_Supplied entries_
┌──
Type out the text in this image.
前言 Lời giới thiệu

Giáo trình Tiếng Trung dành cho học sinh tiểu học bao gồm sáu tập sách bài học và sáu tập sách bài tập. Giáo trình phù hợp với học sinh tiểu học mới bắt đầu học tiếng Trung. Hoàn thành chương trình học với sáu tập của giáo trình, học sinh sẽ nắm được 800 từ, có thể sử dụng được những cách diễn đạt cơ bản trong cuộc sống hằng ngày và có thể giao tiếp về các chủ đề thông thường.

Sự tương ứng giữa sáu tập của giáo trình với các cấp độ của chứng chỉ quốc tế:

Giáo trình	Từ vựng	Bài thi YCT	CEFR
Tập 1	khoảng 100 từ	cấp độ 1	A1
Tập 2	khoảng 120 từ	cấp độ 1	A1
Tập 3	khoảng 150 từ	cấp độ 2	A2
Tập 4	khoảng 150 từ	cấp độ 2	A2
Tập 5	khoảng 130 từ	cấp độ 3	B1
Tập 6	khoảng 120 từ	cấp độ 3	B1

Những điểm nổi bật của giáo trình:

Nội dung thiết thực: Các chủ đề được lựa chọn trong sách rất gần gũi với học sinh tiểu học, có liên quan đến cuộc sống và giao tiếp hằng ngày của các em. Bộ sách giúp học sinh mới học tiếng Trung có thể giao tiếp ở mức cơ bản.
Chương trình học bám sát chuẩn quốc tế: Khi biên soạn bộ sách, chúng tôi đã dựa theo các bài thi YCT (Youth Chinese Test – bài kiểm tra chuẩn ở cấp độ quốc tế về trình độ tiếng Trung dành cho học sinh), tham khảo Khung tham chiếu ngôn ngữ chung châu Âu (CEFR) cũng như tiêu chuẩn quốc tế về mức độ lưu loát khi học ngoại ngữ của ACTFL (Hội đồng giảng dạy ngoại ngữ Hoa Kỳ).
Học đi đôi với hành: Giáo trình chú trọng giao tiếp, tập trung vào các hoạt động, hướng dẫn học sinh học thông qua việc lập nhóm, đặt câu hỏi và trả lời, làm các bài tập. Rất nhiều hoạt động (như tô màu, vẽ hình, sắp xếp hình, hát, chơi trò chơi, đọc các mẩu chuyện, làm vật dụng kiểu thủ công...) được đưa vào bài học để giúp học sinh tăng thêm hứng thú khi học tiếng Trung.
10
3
└──
_Job_
Copy all lines from the data that hold the word "tiểu".

_Result of the exercise_
Giáo trình Tiếng Trung dành cho học sinh tiểu học bao gồm sáu tập sách bài học và sáu tập sách bài tập. Giáo trình phù hợp với học sinh tiểu học mới bắt đầu học tiếng Trung. Hoàn thành chương trình học với sáu tập của giáo trình, học sinh sẽ nắm được 800 từ, có thể sử dụng được những cách diễn đạt cơ bản trong cuộc sống hằng ngày và có thể giao tiếp về các chủ đề thông thường.
Nội dung thiết thực: Các chủ đề được lựa chọn trong sách rất gần gũi với học sinh tiểu học, có liên quan đến cuộc sống và giao tiếp hằng ngày của các em. Bộ sách giúp học sinh mới học tiếng Trung có thể giao tiếp ở mức cơ bản.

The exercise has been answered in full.